= Brief =
Scan the lines below; pull out those with "name".

= Data items =
***

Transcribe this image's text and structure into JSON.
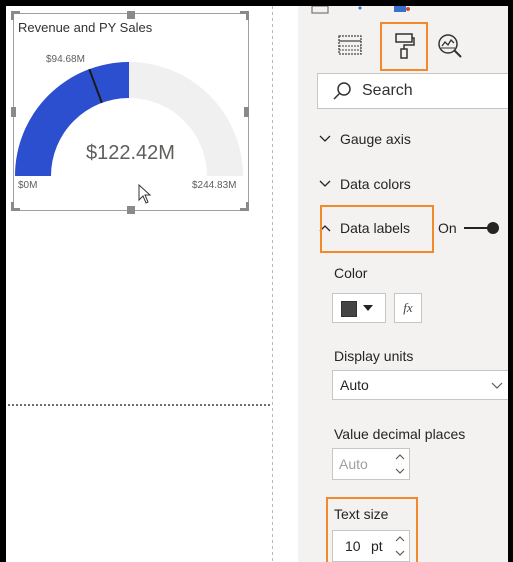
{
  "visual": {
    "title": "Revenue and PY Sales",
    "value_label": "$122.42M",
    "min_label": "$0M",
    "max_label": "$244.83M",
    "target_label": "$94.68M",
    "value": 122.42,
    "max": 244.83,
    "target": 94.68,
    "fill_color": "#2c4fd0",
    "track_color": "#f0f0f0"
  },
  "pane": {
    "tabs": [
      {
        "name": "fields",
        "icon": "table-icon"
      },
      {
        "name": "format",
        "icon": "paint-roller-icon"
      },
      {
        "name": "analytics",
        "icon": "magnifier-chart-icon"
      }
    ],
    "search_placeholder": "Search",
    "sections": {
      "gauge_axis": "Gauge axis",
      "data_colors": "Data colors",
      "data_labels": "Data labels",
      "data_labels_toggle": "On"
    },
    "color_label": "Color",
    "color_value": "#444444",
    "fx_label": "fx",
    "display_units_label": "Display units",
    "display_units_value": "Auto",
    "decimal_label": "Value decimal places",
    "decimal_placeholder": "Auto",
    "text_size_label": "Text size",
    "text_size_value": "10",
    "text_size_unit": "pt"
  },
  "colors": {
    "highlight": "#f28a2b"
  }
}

***

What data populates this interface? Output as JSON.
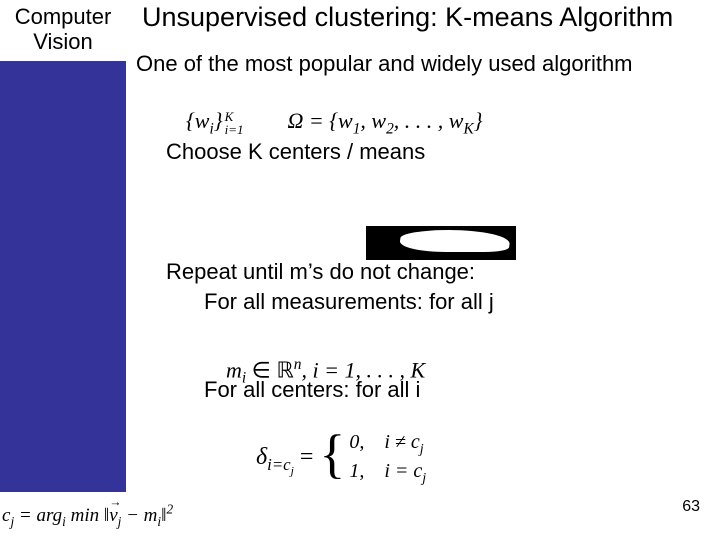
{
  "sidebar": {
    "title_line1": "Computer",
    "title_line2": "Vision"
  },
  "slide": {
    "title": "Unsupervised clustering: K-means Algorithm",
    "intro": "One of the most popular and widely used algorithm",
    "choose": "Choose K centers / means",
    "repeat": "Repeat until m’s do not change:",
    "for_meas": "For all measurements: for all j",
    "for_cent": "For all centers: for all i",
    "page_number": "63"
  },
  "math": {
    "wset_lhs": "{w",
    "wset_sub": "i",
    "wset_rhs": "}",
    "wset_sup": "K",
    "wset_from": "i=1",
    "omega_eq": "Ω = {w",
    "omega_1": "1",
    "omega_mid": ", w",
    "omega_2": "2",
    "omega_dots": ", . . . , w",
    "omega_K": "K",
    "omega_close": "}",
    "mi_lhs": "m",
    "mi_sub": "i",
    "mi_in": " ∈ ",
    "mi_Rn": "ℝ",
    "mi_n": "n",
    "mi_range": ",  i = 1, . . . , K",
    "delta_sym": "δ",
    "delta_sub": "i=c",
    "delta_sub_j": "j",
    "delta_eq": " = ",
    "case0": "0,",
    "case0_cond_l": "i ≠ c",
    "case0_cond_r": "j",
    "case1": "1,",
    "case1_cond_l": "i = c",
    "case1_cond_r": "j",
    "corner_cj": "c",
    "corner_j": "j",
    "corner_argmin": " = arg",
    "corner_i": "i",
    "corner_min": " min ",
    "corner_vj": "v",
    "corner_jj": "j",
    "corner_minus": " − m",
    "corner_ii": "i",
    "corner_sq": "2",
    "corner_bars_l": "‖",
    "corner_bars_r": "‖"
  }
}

***

= Correct response =
        "name": "fields",
        "name": "format",
        "name": "analytics",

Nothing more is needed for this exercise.